I have made a simple terrain out of terrain.party and placed it at Benj’s LOD system.
Original thread:
Is it possible to export the generated terrain to an obj file?
I tried to make a terrain out of the heightmap but it doesn’t match the generated terrain.
The physics terrain also doesn’t match the visible terrain…
I think that this is the best terrain LOD system in Blender and i believe that it should be implemented more.
Is it possible to export the generated terrain to an obj file?
Ergh, that’ll involve writing a custom exporter in Python. I see you’ve already loaded the heightmap in blender. I’d just do File -> Export -> Wavefront. It’ll be up to whatever engine you’re using to texture it from the stencil map.
The physics terrain also doesn’t match the visible terrain…
The physics mesh needs more resolution. I’d subdivide another time or 2, then experiment with decimate to bring down the poly count. That said, this terrain system has a script that automatically updates a small high-res physics mesh around the player. The instructions weren’t updated when that feature was added.
I think that this is the best terrain LOD system in Blender and i believe that it should be implemented more.
Benj original blend uses the image below to calculate the physics mesh and it is 99% accurate.
I read something about perlin noise for terrain images…
I am using the blender game engine ONLY because i love it, but love hurts!
I want to sell it as a addon, once it’s more complete.
until then
I add a grid of tiles - (for x in range(xrange): for y in range(yrange): add tiles and move to position.
I use mathutils.noise to generate the terrain
I use a KD tree of all vertex, to create a dictionary
if str(vertex.worldPosition) not in dictionary -> create entry (put all vertex in .05 radius in list using kdtree)

[YOUR ASSIGNMENT] Rewrite the part of the Blender terrain thread that opens with the words containing "Benj original blend" and closes with "list using kdtree)", putting "lookup table" in place of "dictionary". The listing has no connection to the Blender terrain thread.

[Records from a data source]

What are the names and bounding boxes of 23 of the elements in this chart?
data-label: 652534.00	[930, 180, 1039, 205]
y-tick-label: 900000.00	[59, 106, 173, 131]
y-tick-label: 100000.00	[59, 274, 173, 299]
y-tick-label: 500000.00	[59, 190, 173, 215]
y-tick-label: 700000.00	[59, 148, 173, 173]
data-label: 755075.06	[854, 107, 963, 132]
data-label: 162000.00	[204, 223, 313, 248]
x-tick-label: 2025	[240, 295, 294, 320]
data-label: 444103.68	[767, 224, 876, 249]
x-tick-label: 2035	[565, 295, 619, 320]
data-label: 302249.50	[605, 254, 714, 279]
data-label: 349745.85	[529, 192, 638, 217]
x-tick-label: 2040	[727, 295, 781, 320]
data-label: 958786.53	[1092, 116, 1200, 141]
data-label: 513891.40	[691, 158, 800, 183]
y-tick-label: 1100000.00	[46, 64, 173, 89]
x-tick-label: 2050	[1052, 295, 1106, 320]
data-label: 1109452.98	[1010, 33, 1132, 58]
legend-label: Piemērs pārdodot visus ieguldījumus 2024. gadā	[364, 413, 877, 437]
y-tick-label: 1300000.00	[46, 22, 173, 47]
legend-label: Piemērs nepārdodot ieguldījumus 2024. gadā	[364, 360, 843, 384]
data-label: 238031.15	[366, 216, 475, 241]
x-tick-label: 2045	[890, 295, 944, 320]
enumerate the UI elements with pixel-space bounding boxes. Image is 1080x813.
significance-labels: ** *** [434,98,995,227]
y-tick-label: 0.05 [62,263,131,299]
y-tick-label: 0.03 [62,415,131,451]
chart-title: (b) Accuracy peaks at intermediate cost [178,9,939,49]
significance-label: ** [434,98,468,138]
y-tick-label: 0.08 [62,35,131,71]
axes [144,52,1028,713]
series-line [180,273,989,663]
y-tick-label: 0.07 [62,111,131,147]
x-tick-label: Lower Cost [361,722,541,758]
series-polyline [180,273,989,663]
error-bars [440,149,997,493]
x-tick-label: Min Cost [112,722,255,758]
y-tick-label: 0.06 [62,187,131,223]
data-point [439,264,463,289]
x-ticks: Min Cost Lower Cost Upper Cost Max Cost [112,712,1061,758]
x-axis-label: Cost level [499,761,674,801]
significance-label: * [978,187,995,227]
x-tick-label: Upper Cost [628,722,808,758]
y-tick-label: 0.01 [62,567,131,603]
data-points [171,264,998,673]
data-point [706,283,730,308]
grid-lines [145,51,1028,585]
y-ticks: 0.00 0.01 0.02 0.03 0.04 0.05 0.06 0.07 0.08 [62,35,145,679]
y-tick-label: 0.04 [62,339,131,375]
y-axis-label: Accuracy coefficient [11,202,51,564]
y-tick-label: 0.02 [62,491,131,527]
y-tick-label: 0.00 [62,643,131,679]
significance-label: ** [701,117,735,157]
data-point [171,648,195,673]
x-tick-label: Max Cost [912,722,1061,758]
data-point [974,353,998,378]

[ANSWER]
Benj original blend uses the image below to calculate the physics mesh and it is 99% accurate.
I read something about perlin noise for terrain images…
I am using the blender game engine ONLY because i love it, but love hurts!
I want to sell it as a addon, once it’s more complete.
until then
I add a grid of tiles - (for x in range(xrange): for y in range(yrange): add tiles and move to position.
I use mathutils.noise to generate the terrain
I use a KD tree of all vertex, to create a lookup table
if str(vertex.worldPosition) not in lookup table -> create entry (put all vertex in .05 radius in list using kdtree)